>> begin
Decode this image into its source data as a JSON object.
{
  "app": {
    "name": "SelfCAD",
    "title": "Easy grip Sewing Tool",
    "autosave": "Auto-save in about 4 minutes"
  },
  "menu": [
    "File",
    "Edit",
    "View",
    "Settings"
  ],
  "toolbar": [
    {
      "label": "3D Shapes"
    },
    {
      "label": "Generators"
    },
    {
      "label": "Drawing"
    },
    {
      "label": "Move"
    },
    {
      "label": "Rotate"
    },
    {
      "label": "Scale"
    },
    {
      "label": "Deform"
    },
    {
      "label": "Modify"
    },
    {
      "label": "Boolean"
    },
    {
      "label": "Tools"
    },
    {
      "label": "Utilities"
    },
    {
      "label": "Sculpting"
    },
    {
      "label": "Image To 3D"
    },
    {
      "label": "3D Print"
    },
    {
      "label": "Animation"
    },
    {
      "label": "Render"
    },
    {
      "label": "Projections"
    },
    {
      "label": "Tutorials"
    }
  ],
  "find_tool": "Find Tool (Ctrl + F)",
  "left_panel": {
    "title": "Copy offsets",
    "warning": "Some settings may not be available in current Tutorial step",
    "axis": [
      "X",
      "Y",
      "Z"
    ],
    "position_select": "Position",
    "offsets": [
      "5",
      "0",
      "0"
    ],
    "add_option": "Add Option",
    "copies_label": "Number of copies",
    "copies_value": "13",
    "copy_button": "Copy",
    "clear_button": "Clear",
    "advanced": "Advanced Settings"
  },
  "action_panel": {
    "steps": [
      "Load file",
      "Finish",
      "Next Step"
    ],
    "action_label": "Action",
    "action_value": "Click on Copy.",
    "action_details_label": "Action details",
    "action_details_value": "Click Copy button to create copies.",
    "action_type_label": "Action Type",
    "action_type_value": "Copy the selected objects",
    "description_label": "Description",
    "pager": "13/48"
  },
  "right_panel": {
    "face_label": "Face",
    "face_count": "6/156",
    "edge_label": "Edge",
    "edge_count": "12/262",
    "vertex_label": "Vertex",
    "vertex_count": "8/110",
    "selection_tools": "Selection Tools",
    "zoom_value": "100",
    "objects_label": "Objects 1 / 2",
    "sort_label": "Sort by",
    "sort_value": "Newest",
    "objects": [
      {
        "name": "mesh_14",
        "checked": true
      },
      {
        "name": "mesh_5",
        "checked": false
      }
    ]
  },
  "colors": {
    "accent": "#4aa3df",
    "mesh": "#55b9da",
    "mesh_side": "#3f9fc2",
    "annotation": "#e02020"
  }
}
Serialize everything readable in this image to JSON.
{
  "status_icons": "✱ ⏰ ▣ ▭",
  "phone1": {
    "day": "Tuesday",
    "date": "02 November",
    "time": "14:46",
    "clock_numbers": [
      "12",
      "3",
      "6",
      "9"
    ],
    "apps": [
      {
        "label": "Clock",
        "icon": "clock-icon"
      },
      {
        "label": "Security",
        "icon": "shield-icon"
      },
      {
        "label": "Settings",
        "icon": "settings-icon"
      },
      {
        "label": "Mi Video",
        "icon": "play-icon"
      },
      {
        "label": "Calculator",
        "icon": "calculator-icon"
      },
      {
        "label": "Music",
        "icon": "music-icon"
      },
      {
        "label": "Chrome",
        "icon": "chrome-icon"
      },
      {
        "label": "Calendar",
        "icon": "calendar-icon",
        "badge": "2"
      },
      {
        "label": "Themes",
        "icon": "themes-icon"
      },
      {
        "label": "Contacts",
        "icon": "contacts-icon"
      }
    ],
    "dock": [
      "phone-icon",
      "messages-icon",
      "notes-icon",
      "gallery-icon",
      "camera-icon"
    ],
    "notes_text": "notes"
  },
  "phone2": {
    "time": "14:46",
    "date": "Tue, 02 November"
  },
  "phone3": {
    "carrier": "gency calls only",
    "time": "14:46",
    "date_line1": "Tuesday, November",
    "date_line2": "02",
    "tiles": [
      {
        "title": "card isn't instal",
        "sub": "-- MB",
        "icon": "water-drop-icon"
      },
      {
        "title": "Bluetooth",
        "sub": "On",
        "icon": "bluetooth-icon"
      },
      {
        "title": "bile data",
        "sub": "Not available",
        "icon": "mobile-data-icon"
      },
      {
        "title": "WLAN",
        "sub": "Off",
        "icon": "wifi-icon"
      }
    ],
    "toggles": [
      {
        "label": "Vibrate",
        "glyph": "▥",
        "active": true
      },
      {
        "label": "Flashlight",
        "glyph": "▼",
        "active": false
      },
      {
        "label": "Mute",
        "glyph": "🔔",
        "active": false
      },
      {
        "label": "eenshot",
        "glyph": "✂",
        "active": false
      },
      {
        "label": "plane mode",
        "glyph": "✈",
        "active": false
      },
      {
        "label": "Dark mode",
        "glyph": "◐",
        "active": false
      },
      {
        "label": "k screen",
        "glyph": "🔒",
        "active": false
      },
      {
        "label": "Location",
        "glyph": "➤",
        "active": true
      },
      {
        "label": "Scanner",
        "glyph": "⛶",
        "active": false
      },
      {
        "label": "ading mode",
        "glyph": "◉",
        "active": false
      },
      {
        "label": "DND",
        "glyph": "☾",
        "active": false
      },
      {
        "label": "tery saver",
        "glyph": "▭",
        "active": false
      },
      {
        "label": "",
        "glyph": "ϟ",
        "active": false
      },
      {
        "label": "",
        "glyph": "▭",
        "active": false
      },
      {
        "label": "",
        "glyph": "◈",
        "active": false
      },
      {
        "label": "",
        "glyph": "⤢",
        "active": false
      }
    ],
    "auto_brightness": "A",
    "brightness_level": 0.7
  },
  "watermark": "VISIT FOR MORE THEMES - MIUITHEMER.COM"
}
>> end
Written task » State how many lines above include the word "available", and nothing more.

Task answer » 2